_THE PROBLEM:_
Reply only with how many lines contain the word "this".

_INFORMATION PROVIDED:_
(begin)
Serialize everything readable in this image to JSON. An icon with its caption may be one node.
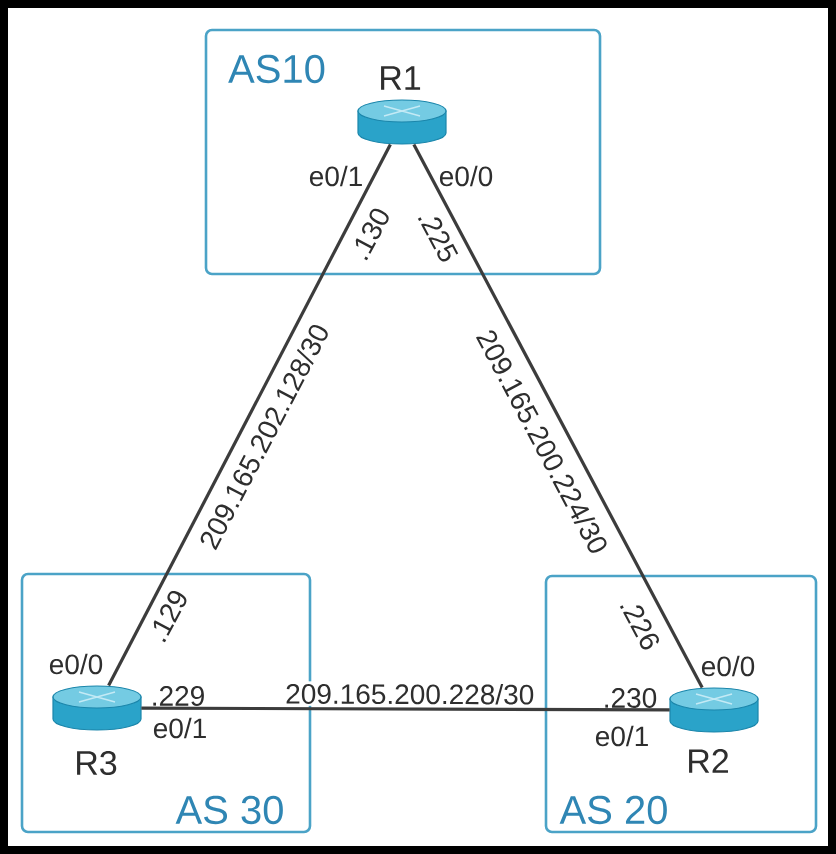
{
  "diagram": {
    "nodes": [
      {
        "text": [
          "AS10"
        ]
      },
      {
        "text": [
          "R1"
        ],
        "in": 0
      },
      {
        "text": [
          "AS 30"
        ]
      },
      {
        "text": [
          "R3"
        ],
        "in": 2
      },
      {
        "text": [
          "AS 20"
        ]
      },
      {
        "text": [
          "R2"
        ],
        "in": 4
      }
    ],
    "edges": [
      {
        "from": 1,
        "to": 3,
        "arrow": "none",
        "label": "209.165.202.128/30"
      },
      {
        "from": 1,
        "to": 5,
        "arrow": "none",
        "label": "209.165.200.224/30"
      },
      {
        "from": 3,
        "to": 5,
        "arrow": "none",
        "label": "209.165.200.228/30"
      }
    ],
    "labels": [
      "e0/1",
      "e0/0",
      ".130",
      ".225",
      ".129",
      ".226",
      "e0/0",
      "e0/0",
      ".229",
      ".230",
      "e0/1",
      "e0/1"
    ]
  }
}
(end)
(begin)
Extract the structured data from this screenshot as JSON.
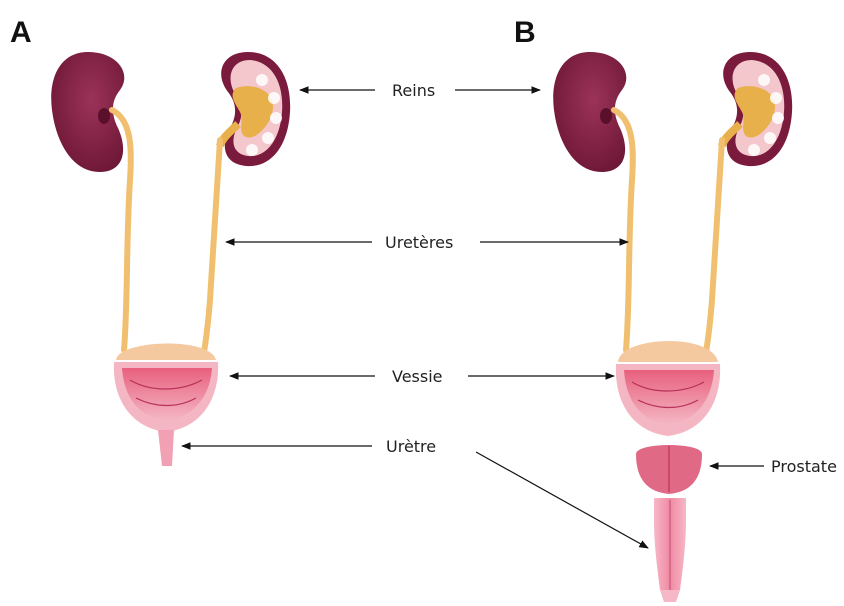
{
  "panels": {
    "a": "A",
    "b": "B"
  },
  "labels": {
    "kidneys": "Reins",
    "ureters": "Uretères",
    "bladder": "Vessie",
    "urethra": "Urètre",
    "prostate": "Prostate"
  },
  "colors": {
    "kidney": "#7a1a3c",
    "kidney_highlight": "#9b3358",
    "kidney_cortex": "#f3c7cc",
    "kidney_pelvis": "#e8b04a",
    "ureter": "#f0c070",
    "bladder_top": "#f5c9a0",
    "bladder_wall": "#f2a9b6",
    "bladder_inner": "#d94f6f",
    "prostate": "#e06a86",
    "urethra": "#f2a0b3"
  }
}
(end)
_EXERCISE RESULT:_
2